• **TASK DETAILS**
Gather every line from the entries below that includes "JSON".

Rows from a figure dataset
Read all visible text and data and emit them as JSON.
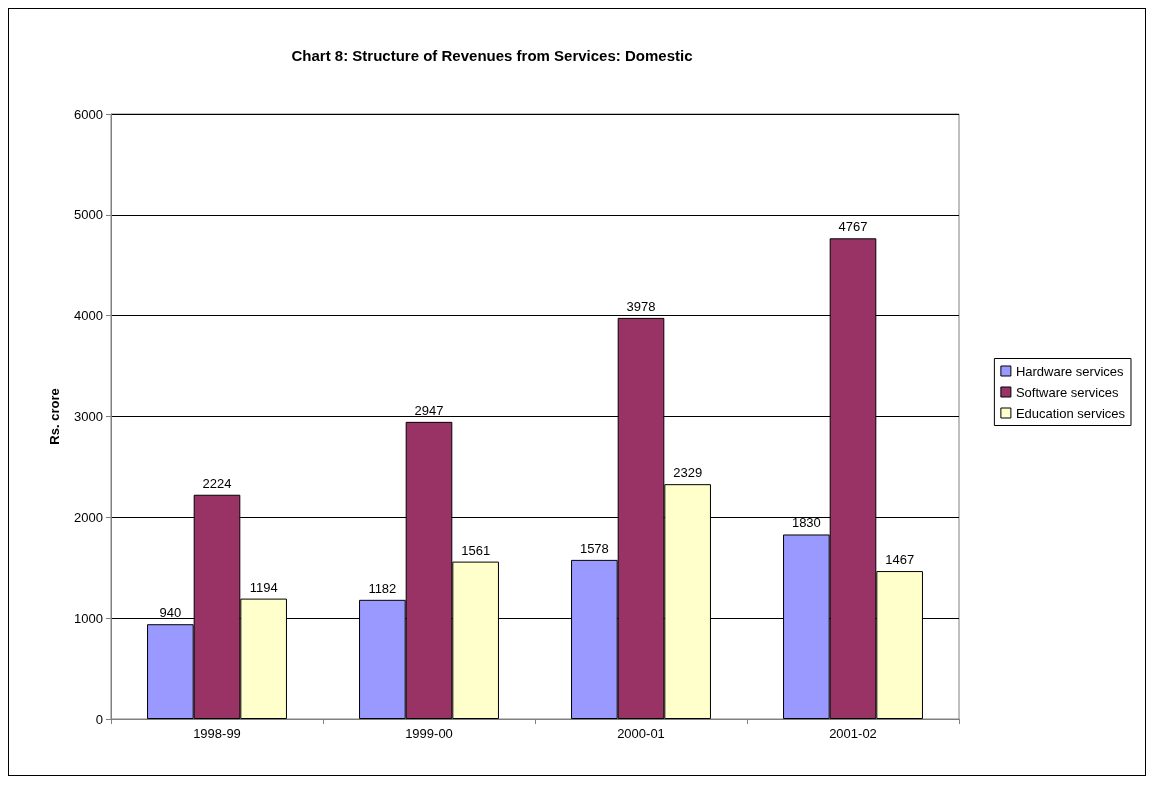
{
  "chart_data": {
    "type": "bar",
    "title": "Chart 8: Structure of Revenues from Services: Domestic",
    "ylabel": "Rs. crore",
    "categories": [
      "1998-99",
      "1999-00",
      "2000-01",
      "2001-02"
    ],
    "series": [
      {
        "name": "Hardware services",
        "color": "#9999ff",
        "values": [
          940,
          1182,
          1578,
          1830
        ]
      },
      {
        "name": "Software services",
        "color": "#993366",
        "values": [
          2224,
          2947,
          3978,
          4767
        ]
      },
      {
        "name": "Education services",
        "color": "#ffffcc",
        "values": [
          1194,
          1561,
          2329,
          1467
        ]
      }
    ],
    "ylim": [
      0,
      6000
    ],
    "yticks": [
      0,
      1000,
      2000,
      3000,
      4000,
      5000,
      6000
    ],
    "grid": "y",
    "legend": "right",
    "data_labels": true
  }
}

...

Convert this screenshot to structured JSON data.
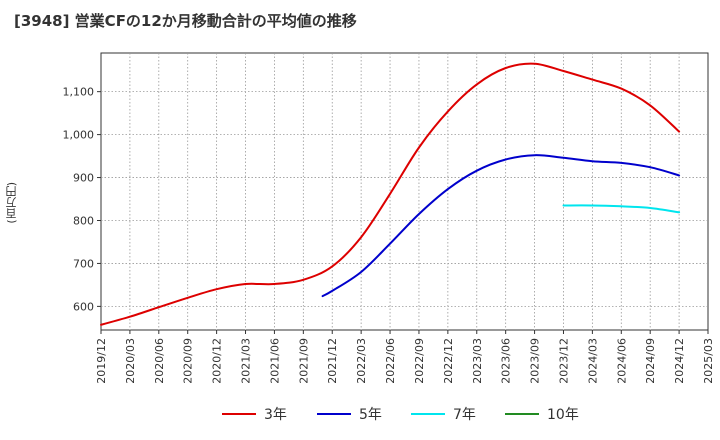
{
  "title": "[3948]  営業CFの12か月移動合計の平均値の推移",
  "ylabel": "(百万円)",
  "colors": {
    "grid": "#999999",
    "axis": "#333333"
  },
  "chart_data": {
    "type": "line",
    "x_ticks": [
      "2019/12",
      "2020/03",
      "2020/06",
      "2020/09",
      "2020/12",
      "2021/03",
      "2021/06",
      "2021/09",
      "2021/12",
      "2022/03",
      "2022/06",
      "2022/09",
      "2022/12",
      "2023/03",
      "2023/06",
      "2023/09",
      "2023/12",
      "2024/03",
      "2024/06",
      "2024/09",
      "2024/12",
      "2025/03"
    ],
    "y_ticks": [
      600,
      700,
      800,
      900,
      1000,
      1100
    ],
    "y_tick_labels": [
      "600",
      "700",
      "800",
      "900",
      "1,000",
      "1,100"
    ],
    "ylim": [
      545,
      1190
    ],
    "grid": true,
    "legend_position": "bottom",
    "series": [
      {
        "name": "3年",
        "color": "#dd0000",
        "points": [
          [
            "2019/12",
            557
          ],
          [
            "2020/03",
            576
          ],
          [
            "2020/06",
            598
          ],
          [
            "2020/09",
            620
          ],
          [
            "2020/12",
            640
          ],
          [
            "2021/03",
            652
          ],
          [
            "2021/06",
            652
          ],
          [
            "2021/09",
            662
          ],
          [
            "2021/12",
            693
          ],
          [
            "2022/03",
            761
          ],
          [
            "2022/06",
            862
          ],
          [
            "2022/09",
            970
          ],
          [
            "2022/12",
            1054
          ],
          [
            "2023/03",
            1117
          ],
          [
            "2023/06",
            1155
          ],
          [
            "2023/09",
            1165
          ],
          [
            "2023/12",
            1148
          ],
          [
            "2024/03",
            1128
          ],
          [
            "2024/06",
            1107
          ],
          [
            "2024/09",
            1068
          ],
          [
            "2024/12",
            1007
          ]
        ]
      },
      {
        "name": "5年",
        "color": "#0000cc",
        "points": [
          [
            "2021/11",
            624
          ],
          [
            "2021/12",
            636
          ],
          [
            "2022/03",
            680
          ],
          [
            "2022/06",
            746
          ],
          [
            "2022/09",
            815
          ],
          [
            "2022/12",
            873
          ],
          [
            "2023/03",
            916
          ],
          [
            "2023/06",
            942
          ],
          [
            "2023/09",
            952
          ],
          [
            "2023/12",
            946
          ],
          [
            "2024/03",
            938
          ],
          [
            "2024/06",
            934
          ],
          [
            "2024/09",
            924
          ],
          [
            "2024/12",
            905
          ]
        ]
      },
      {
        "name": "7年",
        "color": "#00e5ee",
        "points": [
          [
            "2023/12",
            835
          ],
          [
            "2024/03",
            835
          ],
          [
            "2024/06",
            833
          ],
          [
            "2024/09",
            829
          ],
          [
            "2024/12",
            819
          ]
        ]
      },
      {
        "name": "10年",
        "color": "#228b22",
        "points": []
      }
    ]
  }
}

• **REPLY**
Read all visible text and data and emit them as JSON.
Convert this screenshot to structured JSON data.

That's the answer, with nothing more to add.